#### RECORDS PROVIDED

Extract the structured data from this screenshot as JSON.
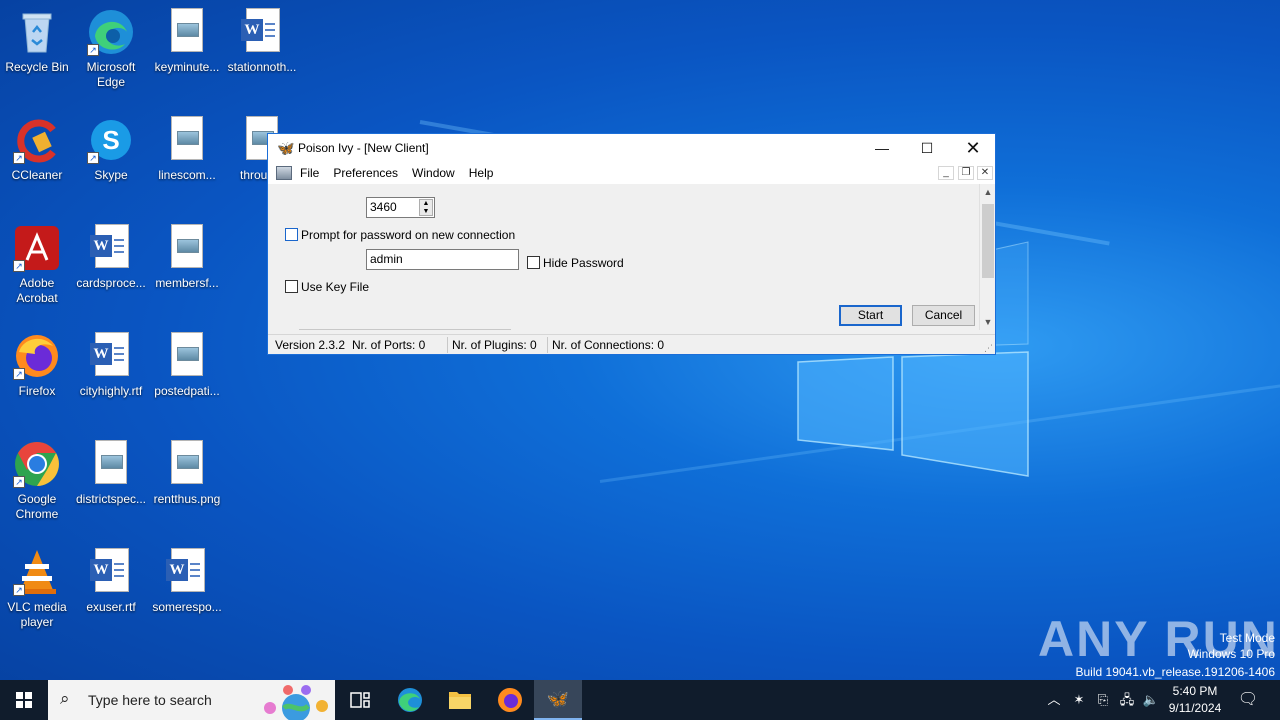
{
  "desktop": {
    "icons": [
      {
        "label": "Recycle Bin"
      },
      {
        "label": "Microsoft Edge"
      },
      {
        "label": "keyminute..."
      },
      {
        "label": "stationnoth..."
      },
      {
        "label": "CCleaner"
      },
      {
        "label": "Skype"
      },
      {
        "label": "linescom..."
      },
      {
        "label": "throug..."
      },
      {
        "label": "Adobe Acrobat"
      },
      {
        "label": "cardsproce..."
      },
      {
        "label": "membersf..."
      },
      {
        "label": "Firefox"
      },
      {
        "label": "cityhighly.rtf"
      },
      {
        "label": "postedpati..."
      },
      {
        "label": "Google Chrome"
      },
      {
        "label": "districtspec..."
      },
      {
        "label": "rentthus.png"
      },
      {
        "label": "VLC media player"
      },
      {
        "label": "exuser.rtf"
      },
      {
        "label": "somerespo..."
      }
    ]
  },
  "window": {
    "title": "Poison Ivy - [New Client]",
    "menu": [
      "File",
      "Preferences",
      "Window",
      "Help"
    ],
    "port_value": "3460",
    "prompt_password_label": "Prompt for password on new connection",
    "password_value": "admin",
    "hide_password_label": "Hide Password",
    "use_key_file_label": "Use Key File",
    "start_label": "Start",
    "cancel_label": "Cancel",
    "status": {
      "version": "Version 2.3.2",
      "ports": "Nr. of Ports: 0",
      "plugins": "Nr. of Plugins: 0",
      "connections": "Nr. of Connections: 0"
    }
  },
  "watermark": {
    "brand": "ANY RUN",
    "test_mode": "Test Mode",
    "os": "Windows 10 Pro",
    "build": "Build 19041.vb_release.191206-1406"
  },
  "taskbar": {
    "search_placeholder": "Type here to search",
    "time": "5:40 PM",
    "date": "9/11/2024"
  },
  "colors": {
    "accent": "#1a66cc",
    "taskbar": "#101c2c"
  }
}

########
#### RECORDS PROVIDED

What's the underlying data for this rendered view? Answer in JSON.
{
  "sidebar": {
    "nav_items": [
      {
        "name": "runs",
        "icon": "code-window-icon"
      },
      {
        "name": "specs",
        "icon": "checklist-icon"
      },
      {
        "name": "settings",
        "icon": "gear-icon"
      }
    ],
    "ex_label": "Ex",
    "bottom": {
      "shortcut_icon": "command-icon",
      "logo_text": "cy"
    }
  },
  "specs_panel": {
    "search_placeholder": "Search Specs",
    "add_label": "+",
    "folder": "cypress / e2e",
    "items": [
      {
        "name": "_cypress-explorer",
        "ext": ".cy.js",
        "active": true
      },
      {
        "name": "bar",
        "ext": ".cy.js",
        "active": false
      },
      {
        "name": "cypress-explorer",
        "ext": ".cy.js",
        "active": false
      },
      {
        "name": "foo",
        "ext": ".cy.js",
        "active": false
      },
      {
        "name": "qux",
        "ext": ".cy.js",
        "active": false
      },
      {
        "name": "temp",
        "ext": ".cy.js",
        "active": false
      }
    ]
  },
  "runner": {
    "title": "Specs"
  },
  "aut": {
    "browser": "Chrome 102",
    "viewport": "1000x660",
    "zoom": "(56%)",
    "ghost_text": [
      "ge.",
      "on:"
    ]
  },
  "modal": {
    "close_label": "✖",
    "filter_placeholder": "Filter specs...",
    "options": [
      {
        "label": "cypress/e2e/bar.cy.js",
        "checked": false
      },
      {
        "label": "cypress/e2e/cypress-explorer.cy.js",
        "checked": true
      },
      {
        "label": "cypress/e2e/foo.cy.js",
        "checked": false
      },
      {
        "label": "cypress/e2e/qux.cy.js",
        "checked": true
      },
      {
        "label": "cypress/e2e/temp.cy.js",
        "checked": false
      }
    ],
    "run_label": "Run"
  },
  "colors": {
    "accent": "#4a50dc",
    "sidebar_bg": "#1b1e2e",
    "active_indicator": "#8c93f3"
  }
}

########

## GIVEN EXERCISE:
Show every line where the string "JSON" appears.

## TASK RESPONSE:
Extract the structured data from this screenshot as JSON.
What's the underlying data for this rendered view? Answer in JSON.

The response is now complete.